Dataset entries:

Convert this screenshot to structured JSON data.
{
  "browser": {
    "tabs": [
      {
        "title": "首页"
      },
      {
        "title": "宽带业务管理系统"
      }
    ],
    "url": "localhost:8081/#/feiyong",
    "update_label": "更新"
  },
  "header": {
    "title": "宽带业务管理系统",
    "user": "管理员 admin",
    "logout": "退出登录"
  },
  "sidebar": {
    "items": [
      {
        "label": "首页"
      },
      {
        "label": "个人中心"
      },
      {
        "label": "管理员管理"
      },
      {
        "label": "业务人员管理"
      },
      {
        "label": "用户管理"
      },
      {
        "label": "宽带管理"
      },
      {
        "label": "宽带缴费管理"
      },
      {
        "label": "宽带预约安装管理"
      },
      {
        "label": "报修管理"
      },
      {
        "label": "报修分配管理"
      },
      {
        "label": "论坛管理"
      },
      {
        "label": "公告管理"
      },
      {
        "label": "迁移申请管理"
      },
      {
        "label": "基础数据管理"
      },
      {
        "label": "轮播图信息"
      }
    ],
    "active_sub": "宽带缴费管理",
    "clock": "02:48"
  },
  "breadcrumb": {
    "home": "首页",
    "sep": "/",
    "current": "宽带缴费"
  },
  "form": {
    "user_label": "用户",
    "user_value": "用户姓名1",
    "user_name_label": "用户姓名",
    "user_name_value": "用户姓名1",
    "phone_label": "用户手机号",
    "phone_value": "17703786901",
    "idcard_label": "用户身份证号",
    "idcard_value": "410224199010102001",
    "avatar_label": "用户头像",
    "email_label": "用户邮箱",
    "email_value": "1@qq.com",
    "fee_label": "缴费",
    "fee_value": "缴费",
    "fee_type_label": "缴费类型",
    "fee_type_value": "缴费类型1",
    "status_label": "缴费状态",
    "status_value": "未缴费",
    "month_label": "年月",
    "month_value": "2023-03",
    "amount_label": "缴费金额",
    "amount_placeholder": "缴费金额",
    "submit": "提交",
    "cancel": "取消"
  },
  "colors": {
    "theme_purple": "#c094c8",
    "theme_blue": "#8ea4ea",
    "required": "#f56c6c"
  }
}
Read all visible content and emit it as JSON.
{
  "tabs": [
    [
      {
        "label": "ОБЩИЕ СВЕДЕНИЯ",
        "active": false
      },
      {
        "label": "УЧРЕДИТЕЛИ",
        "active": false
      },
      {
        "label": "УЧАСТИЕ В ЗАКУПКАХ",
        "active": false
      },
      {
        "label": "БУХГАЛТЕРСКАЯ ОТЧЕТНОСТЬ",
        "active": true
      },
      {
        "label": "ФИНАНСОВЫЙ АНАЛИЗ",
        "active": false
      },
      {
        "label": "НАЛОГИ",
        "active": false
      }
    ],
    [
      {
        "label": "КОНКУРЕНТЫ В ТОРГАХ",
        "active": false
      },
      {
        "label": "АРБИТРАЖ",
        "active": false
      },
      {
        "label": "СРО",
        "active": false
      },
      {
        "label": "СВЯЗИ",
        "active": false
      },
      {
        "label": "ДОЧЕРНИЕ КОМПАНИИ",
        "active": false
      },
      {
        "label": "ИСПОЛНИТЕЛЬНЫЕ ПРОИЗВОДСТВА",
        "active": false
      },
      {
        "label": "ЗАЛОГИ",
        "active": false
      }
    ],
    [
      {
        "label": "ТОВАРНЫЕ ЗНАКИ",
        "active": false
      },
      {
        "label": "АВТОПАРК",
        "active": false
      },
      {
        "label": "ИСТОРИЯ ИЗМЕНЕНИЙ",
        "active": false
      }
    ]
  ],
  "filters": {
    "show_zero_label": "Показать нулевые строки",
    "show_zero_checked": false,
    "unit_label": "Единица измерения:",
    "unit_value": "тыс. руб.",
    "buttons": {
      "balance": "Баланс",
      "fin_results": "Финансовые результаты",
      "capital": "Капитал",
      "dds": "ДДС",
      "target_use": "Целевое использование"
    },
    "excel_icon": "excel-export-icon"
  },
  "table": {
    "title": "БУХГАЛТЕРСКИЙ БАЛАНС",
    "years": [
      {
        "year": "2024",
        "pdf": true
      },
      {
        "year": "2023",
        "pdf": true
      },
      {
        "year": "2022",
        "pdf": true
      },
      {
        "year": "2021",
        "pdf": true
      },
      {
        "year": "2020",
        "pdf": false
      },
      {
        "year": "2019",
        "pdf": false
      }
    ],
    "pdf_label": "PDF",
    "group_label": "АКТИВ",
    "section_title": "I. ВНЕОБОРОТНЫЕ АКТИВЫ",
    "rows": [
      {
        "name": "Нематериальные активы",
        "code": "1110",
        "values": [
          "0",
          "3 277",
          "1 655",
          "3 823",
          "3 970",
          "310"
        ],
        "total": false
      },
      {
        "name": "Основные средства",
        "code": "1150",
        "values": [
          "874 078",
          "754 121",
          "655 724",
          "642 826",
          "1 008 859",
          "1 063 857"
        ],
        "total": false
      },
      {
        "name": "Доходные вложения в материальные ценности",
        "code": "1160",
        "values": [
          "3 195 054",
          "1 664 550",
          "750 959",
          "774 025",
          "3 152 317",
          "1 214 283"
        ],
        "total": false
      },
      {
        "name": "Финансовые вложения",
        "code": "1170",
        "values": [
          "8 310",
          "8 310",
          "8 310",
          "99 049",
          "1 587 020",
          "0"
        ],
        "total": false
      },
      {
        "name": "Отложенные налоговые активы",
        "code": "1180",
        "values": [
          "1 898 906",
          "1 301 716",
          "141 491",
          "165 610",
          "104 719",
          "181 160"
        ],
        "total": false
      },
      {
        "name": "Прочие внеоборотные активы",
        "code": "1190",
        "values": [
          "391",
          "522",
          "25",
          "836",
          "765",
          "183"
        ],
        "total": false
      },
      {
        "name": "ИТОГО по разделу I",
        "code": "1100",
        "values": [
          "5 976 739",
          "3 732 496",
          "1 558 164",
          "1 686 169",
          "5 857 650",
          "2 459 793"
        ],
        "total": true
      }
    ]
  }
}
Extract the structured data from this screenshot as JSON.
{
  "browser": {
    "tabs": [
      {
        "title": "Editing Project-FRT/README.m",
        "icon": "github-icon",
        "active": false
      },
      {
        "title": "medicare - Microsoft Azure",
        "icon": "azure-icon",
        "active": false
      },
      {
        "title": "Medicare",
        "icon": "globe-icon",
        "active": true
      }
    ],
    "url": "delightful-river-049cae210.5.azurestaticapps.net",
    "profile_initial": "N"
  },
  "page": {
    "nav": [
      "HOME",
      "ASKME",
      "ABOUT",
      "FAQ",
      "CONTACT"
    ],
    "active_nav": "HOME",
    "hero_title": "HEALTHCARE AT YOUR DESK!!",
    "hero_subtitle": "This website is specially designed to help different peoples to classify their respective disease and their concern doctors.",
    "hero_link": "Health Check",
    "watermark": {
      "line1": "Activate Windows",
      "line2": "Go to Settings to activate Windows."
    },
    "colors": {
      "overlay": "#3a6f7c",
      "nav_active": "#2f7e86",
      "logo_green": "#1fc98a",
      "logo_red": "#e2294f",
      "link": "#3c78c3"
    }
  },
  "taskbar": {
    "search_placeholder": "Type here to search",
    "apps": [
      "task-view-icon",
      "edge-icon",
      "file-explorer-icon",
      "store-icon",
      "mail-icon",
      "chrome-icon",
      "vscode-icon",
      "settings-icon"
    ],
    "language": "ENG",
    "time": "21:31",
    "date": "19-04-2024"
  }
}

Written problem =>
Please reproduce the entire listing, exactly as shown.

Solution to the problem =>
Convert this screenshot to structured JSON data.
{
  "browser": {
    "tabs": [
      {
        "title": "首页"
      },
      {
        "title": "宽带业务管理系统"
      }
    ],
    "url": "localhost:8081/#/feiyong",
    "update_label": "更新"
  },
  "header": {
    "title": "宽带业务管理系统",
    "user": "管理员 admin",
    "logout": "退出登录"
  },
  "sidebar": {
    "items": [
      {
        "label": "首页"
      },
      {
        "label": "个人中心"
      },
      {
        "label": "管理员管理"
      },
      {
        "label": "业务人员管理"
      },
      {
        "label": "用户管理"
      },
      {
        "label": "宽带管理"
      },
      {
        "label": "宽带缴费管理"
      },
      {
        "label": "宽带预约安装管理"
      },
      {
        "label": "报修管理"
      },
      {
        "label": "报修分配管理"
      },
      {
        "label": "论坛管理"
      },
      {
        "label": "公告管理"
      },
      {
        "label": "迁移申请管理"
      },
      {
        "label": "基础数据管理"
      },
      {
        "label": "轮播图信息"
      }
    ],
    "active_sub": "宽带缴费管理",
    "clock": "02:48"
  },
  "breadcrumb": {
    "home": "首页",
    "sep": "/",
    "current": "宽带缴费"
  },
  "form": {
    "user_label": "用户",
    "user_value": "用户姓名1",
    "user_name_label": "用户姓名",
    "user_name_value": "用户姓名1",
    "phone_label": "用户手机号",
    "phone_value": "17703786901",
    "idcard_label": "用户身份证号",
    "idcard_value": "410224199010102001",
    "avatar_label": "用户头像",
    "email_label": "用户邮箱",
    "email_value": "1@qq.com",
    "fee_label": "缴费",
    "fee_value": "缴费",
    "fee_type_label": "缴费类型",
    "fee_type_value": "缴费类型1",
    "status_label": "缴费状态",
    "status_value": "未缴费",
    "month_label": "年月",
    "month_value": "2023-03",
    "amount_label": "缴费金额",
    "amount_placeholder": "缴费金额",
    "submit": "提交",
    "cancel": "取消"
  },
  "colors": {
    "theme_purple": "#c094c8",
    "theme_blue": "#8ea4ea",
    "required": "#f56c6c"
  }
}
Read all visible content and emit it as JSON.
{
  "tabs": [
    [
      {
        "label": "ОБЩИЕ СВЕДЕНИЯ",
        "active": false
      },
      {
        "label": "УЧРЕДИТЕЛИ",
        "active": false
      },
      {
        "label": "УЧАСТИЕ В ЗАКУПКАХ",
        "active": false
      },
      {
        "label": "БУХГАЛТЕРСКАЯ ОТЧЕТНОСТЬ",
        "active": true
      },
      {
        "label": "ФИНАНСОВЫЙ АНАЛИЗ",
        "active": false
      },
      {
        "label": "НАЛОГИ",
        "active": false
      }
    ],
    [
      {
        "label": "КОНКУРЕНТЫ В ТОРГАХ",
        "active": false
      },
      {
        "label": "АРБИТРАЖ",
        "active": false
      },
      {
        "label": "СРО",
        "active": false
      },
      {
        "label": "СВЯЗИ",
        "active": false
      },
      {
        "label": "ДОЧЕРНИЕ КОМПАНИИ",
        "active": false
      },
      {
        "label": "ИСПОЛНИТЕЛЬНЫЕ ПРОИЗВОДСТВА",
        "active": false
      },
      {
        "label": "ЗАЛОГИ",
        "active": false
      }
    ],
    [
      {
        "label": "ТОВАРНЫЕ ЗНАКИ",
        "active": false
      },
      {
        "label": "АВТОПАРК",
        "active": false
      },
      {
        "label": "ИСТОРИЯ ИЗМЕНЕНИЙ",
        "active": false
      }
    ]
  ],
  "filters": {
    "show_zero_label": "Показать нулевые строки",
    "show_zero_checked": false,
    "unit_label": "Единица измерения:",
    "unit_value": "тыс. руб.",
    "buttons": {
      "balance": "Баланс",
      "fin_results": "Финансовые результаты",
      "capital": "Капитал",
      "dds": "ДДС",
      "target_use": "Целевое использование"
    },
    "excel_icon": "excel-export-icon"
  },
  "table": {
    "title": "БУХГАЛТЕРСКИЙ БАЛАНС",
    "years": [
      {
        "year": "2024",
        "pdf": true
      },
      {
        "year": "2023",
        "pdf": true
      },
      {
        "year": "2022",
        "pdf": true
      },
      {
        "year": "2021",
        "pdf": true
      },
      {
        "year": "2020",
        "pdf": false
      },
      {
        "year": "2019",
        "pdf": false
      }
    ],
    "pdf_label": "PDF",
    "group_label": "АКТИВ",
    "section_title": "I. ВНЕОБОРОТНЫЕ АКТИВЫ",
    "rows": [
      {
        "name": "Нематериальные активы",
        "code": "1110",
        "values": [
          "0",
          "3 277",
          "1 655",
          "3 823",
          "3 970",
          "310"
        ],
        "total": false
      },
      {
        "name": "Основные средства",
        "code": "1150",
        "values": [
          "874 078",
          "754 121",
          "655 724",
          "642 826",
          "1 008 859",
          "1 063 857"
        ],
        "total": false
      },
      {
        "name": "Доходные вложения в материальные ценности",
        "code": "1160",
        "values": [
          "3 195 054",
          "1 664 550",
          "750 959",
          "774 025",
          "3 152 317",
          "1 214 283"
        ],
        "total": false
      },
      {
        "name": "Финансовые вложения",
        "code": "1170",
        "values": [
          "8 310",
          "8 310",
          "8 310",
          "99 049",
          "1 587 020",
          "0"
        ],
        "total": false
      },
      {
        "name": "Отложенные налоговые активы",
        "code": "1180",
        "values": [
          "1 898 906",
          "1 301 716",
          "141 491",
          "165 610",
          "104 719",
          "181 160"
        ],
        "total": false
      },
      {
        "name": "Прочие внеоборотные активы",
        "code": "1190",
        "values": [
          "391",
          "522",
          "25",
          "836",
          "765",
          "183"
        ],
        "total": false
      },
      {
        "name": "ИТОГО по разделу I",
        "code": "1100",
        "values": [
          "5 976 739",
          "3 732 496",
          "1 558 164",
          "1 686 169",
          "5 857 650",
          "2 459 793"
        ],
        "total": true
      }
    ]
  }
}
Extract the structured data from this screenshot as JSON.
{
  "browser": {
    "tabs": [
      {
        "title": "Editing Project-FRT/README.m",
        "icon": "github-icon",
        "active": false
      },
      {
        "title": "medicare - Microsoft Azure",
        "icon": "azure-icon",
        "active": false
      },
      {
        "title": "Medicare",
        "icon": "globe-icon",
        "active": true
      }
    ],
    "url": "delightful-river-049cae210.5.azurestaticapps.net",
    "profile_initial": "N"
  },
  "page": {
    "nav": [
      "HOME",
      "ASKME",
      "ABOUT",
      "FAQ",
      "CONTACT"
    ],
    "active_nav": "HOME",
    "hero_title": "HEALTHCARE AT YOUR DESK!!",
    "hero_subtitle": "This website is specially designed to help different peoples to classify their respective disease and their concern doctors.",
    "hero_link": "Health Check",
    "watermark": {
      "line1": "Activate Windows",
      "line2": "Go to Settings to activate Windows."
    },
    "colors": {
      "overlay": "#3a6f7c",
      "nav_active": "#2f7e86",
      "logo_green": "#1fc98a",
      "logo_red": "#e2294f",
      "link": "#3c78c3"
    }
  },
  "taskbar": {
    "search_placeholder": "Type here to search",
    "apps": [
      "task-view-icon",
      "edge-icon",
      "file-explorer-icon",
      "store-icon",
      "mail-icon",
      "chrome-icon",
      "vscode-icon",
      "settings-icon"
    ],
    "language": "ENG",
    "time": "21:31",
    "date": "19-04-2024"
  }
}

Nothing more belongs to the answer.